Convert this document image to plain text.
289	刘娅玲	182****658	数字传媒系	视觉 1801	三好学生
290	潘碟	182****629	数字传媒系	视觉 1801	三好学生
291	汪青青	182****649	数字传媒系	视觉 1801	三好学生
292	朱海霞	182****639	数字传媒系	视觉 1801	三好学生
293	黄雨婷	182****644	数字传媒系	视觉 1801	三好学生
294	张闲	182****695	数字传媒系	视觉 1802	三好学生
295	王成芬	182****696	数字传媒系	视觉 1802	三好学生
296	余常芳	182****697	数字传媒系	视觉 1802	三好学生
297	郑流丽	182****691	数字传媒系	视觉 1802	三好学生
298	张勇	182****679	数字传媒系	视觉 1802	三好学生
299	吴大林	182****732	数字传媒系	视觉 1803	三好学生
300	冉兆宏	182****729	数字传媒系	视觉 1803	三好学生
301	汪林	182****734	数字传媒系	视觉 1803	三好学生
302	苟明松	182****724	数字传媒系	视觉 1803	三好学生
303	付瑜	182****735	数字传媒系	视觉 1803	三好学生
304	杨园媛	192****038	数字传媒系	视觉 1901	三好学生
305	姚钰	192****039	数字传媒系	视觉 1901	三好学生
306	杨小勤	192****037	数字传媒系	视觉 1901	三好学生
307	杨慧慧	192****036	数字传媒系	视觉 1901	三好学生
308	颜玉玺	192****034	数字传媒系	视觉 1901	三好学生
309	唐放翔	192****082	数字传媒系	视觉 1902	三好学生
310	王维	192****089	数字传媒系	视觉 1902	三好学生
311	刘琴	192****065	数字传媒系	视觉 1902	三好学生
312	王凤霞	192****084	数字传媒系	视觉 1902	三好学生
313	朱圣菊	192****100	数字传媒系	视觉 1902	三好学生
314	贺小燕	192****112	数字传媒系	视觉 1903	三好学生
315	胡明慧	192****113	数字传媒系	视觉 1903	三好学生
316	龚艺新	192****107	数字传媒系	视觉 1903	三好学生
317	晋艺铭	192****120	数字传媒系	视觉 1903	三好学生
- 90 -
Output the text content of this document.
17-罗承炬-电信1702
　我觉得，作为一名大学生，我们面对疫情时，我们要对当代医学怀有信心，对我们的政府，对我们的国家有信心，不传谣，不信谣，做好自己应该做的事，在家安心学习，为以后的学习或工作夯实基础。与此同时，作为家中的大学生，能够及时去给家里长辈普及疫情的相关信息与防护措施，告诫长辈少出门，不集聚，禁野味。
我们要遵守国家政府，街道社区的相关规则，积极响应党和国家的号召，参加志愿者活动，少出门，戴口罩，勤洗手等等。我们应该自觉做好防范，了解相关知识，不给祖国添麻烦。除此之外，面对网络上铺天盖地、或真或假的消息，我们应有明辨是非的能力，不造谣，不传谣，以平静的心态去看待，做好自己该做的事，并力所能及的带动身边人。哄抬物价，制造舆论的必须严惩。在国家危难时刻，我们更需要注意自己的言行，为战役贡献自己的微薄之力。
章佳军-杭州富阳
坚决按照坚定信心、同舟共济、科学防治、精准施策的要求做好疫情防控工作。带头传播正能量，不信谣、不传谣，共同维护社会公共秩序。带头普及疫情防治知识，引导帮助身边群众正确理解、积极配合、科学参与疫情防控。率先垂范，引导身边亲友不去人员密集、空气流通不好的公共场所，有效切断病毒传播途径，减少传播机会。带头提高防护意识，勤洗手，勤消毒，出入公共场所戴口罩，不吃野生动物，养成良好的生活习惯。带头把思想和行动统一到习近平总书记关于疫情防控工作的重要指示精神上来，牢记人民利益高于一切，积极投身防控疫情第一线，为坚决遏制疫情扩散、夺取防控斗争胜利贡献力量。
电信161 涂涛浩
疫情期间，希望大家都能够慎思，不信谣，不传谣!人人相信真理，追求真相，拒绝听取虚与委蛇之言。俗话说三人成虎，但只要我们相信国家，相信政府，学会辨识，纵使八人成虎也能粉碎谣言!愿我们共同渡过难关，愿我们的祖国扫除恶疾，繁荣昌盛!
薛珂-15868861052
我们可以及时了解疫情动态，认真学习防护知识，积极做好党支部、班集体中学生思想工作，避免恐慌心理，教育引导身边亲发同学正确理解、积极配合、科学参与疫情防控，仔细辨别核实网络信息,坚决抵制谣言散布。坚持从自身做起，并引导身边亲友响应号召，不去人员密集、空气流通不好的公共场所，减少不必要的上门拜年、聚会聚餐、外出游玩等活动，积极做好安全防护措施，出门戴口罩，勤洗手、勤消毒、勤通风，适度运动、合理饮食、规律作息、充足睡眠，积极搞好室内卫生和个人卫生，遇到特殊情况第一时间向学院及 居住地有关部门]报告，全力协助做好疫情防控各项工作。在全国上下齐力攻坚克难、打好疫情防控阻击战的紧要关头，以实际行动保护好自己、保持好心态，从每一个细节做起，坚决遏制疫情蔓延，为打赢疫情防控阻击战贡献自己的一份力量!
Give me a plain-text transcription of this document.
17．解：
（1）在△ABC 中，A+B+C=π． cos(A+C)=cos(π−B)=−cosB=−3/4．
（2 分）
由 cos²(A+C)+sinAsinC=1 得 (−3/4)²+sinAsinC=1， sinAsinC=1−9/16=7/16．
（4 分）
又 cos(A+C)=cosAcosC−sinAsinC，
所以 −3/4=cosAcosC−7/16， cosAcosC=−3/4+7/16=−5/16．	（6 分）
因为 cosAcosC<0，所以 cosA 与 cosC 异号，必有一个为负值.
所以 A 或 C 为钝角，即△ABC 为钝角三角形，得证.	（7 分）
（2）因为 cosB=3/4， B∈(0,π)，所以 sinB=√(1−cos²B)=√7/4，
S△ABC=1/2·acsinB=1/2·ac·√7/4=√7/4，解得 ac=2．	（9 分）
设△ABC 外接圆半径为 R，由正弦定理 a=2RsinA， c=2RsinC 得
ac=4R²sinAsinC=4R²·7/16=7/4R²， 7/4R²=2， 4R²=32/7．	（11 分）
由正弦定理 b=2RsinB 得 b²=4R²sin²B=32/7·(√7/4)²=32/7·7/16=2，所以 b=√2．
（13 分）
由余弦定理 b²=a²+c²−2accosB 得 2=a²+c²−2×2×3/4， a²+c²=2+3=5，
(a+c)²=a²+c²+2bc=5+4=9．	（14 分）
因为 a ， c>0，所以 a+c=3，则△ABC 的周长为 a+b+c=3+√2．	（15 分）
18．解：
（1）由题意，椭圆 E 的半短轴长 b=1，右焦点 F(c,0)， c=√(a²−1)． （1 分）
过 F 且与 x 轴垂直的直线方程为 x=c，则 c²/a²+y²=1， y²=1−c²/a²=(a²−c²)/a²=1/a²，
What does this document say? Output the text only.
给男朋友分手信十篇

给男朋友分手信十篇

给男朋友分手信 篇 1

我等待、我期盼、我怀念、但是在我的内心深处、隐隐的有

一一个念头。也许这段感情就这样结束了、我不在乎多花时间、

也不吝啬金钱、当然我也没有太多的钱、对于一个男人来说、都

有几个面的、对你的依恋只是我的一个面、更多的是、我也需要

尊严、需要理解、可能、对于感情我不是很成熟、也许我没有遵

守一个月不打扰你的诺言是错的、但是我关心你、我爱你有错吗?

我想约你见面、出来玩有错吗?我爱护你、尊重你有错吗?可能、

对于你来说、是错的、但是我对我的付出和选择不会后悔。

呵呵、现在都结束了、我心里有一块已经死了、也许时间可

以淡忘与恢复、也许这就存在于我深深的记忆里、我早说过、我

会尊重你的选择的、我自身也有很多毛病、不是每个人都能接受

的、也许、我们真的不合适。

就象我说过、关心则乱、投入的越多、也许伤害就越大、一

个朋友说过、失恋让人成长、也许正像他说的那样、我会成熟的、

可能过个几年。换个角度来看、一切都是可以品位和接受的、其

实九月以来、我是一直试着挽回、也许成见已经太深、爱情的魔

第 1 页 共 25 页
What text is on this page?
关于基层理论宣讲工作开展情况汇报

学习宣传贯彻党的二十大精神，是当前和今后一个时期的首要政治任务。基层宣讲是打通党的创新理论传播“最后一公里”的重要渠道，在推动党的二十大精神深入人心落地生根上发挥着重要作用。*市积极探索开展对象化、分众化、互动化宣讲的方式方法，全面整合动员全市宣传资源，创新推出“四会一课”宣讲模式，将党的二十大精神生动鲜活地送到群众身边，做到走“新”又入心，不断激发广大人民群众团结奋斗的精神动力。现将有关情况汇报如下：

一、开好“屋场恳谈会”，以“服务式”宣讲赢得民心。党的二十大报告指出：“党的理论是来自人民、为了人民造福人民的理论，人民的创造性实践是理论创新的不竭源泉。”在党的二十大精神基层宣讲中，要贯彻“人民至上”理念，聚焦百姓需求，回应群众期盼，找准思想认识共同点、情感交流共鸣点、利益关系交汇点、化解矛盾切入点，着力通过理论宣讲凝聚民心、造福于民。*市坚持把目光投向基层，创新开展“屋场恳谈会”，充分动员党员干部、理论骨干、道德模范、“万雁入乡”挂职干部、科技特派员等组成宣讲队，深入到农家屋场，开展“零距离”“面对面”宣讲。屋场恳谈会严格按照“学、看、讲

■ Task details ■
Write out only what runs from the line holding "Give me a plain-text" through the last line of the records, exactly as shown.

■ Correct response ■
Give me a plain-text transcription of this document.
17．解：
（1）在△ABC 中，A+B+C=π． cos(A+C)=cos(π−B)=−cosB=−3/4．
（2 分）
由 cos²(A+C)+sinAsinC=1 得 (−3/4)²+sinAsinC=1， sinAsinC=1−9/16=7/16．
（4 分）
又 cos(A+C)=cosAcosC−sinAsinC，
所以 −3/4=cosAcosC−7/16， cosAcosC=−3/4+7/16=−5/16．	（6 分）
因为 cosAcosC<0，所以 cosA 与 cosC 异号，必有一个为负值.
所以 A 或 C 为钝角，即△ABC 为钝角三角形，得证.	（7 分）
（2）因为 cosB=3/4， B∈(0,π)，所以 sinB=√(1−cos²B)=√7/4，
S△ABC=1/2·acsinB=1/2·ac·√7/4=√7/4，解得 ac=2．	（9 分）
设△ABC 外接圆半径为 R，由正弦定理 a=2RsinA， c=2RsinC 得
ac=4R²sinAsinC=4R²·7/16=7/4R²， 7/4R²=2， 4R²=32/7．	（11 分）
由正弦定理 b=2RsinB 得 b²=4R²sin²B=32/7·(√7/4)²=32/7·7/16=2，所以 b=√2．
（13 分）
由余弦定理 b²=a²+c²−2accosB 得 2=a²+c²−2×2×3/4， a²+c²=2+3=5，
(a+c)²=a²+c²+2bc=5+4=9．	（14 分）
因为 a ， c>0，所以 a+c=3，则△ABC 的周长为 a+b+c=3+√2．	（15 分）
18．解：
（1）由题意，椭圆 E 的半短轴长 b=1，右焦点 F(c,0)， c=√(a²−1)． （1 分）
过 F 且与 x 轴垂直的直线方程为 x=c，则 c²/a²+y²=1， y²=1−c²/a²=(a²−c²)/a²=1/a²，
What does this document say? Output the text only.
给男朋友分手信十篇

给男朋友分手信十篇

给男朋友分手信 篇 1

我等待、我期盼、我怀念、但是在我的内心深处、隐隐的有

一一个念头。也许这段感情就这样结束了、我不在乎多花时间、

也不吝啬金钱、当然我也没有太多的钱、对于一个男人来说、都

有几个面的、对你的依恋只是我的一个面、更多的是、我也需要

尊严、需要理解、可能、对于感情我不是很成熟、也许我没有遵

守一个月不打扰你的诺言是错的、但是我关心你、我爱你有错吗?

我想约你见面、出来玩有错吗?我爱护你、尊重你有错吗?可能、

对于你来说、是错的、但是我对我的付出和选择不会后悔。

呵呵、现在都结束了、我心里有一块已经死了、也许时间可

以淡忘与恢复、也许这就存在于我深深的记忆里、我早说过、我

会尊重你的选择的、我自身也有很多毛病、不是每个人都能接受

的、也许、我们真的不合适。

就象我说过、关心则乱、投入的越多、也许伤害就越大、一

个朋友说过、失恋让人成长、也许正像他说的那样、我会成熟的、

可能过个几年。换个角度来看、一切都是可以品位和接受的、其

实九月以来、我是一直试着挽回、也许成见已经太深、爱情的魔

第 1 页 共 25 页
What text is on this page?
关于基层理论宣讲工作开展情况汇报

学习宣传贯彻党的二十大精神，是当前和今后一个时期的首要政治任务。基层宣讲是打通党的创新理论传播“最后一公里”的重要渠道，在推动党的二十大精神深入人心落地生根上发挥着重要作用。*市积极探索开展对象化、分众化、互动化宣讲的方式方法，全面整合动员全市宣传资源，创新推出“四会一课”宣讲模式，将党的二十大精神生动鲜活地送到群众身边，做到走“新”又入心，不断激发广大人民群众团结奋斗的精神动力。现将有关情况汇报如下：

一、开好“屋场恳谈会”，以“服务式”宣讲赢得民心。党的二十大报告指出：“党的理论是来自人民、为了人民造福人民的理论，人民的创造性实践是理论创新的不竭源泉。”在党的二十大精神基层宣讲中，要贯彻“人民至上”理念，聚焦百姓需求，回应群众期盼，找准思想认识共同点、情感交流共鸣点、利益关系交汇点、化解矛盾切入点，着力通过理论宣讲凝聚民心、造福于民。*市坚持把目光投向基层，创新开展“屋场恳谈会”，充分动员党员干部、理论骨干、道德模范、“万雁入乡”挂职干部、科技特派员等组成宣讲队，深入到农家屋场，开展“零距离”“面对面”宣讲。屋场恳谈会严格按照“学、看、讲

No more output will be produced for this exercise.